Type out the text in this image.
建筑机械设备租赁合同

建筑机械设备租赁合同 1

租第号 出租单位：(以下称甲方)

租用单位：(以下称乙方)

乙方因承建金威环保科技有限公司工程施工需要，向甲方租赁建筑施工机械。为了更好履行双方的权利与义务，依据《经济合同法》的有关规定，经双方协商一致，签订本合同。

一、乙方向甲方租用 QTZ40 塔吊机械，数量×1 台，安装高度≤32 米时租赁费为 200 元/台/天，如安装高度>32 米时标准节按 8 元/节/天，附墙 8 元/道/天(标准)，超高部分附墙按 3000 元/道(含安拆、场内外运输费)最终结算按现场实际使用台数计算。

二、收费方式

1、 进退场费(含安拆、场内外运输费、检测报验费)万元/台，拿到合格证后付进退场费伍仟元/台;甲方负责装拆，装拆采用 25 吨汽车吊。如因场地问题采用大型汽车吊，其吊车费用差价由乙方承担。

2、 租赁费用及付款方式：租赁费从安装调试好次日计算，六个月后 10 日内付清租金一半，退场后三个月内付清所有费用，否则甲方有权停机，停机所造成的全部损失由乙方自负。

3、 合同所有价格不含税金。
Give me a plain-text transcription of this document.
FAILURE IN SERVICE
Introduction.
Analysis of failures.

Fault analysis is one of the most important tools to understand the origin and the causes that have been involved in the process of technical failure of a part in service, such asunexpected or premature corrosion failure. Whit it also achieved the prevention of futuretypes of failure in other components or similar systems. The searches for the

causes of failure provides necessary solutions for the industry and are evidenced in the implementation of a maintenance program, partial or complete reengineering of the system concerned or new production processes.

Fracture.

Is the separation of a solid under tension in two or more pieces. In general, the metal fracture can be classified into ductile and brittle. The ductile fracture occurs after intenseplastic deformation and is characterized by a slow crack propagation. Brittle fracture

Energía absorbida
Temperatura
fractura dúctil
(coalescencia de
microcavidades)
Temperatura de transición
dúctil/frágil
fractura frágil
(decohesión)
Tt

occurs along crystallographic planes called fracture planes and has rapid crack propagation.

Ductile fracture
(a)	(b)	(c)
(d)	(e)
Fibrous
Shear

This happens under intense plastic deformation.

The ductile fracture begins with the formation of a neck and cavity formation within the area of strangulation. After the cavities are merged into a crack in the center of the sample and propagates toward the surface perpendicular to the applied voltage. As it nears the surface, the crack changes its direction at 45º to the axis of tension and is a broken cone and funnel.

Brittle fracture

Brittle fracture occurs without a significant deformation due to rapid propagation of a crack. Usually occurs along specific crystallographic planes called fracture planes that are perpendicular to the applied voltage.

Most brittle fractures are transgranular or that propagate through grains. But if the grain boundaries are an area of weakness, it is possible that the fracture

Problem to solve =>
Go through the records above and retype each one exactly.

Exercise response =>
Type out the text in this image.
建筑机械设备租赁合同

建筑机械设备租赁合同 1

租第号 出租单位：(以下称甲方)

租用单位：(以下称乙方)

乙方因承建金威环保科技有限公司工程施工需要，向甲方租赁建筑施工机械。为了更好履行双方的权利与义务，依据《经济合同法》的有关规定，经双方协商一致，签订本合同。

一、乙方向甲方租用 QTZ40 塔吊机械，数量×1 台，安装高度≤32 米时租赁费为 200 元/台/天，如安装高度>32 米时标准节按 8 元/节/天，附墙 8 元/道/天(标准)，超高部分附墙按 3000 元/道(含安拆、场内外运输费)最终结算按现场实际使用台数计算。

二、收费方式

1、 进退场费(含安拆、场内外运输费、检测报验费)万元/台，拿到合格证后付进退场费伍仟元/台;甲方负责装拆，装拆采用 25 吨汽车吊。如因场地问题采用大型汽车吊，其吊车费用差价由乙方承担。

2、 租赁费用及付款方式：租赁费从安装调试好次日计算，六个月后 10 日内付清租金一半，退场后三个月内付清所有费用，否则甲方有权停机，停机所造成的全部损失由乙方自负。

3、 合同所有价格不含税金。
Give me a plain-text transcription of this document.
FAILURE IN SERVICE
Introduction.
Analysis of failures.

Fault analysis is one of the most important tools to understand the origin and the causes that have been involved in the process of technical failure of a part in service, such asunexpected or premature corrosion failure. Whit it also achieved the prevention of futuretypes of failure in other components or similar systems. The searches for the

causes of failure provides necessary solutions for the industry and are evidenced in the implementation of a maintenance program, partial or complete reengineering of the system concerned or new production processes.

Fracture.

Is the separation of a solid under tension in two or more pieces. In general, the metal fracture can be classified into ductile and brittle. The ductile fracture occurs after intenseplastic deformation and is characterized by a slow crack propagation. Brittle fracture

Energía absorbida
Temperatura
fractura dúctil
(coalescencia de
microcavidades)
Temperatura de transición
dúctil/frágil
fractura frágil
(decohesión)
Tt

occurs along crystallographic planes called fracture planes and has rapid crack propagation.

Ductile fracture
(a)	(b)	(c)
(d)	(e)
Fibrous
Shear

This happens under intense plastic deformation.

The ductile fracture begins with the formation of a neck and cavity formation within the area of strangulation. After the cavities are merged into a crack in the center of the sample and propagates toward the surface perpendicular to the applied voltage. As it nears the surface, the crack changes its direction at 45º to the axis of tension and is a broken cone and funnel.

Brittle fracture

Brittle fracture occurs without a significant deformation due to rapid propagation of a crack. Usually occurs along specific crystallographic planes called fracture planes that are perpendicular to the applied voltage.

Most brittle fractures are transgranular or that propagate through grains. But if the grain boundaries are an area of weakness, it is possible that the fracture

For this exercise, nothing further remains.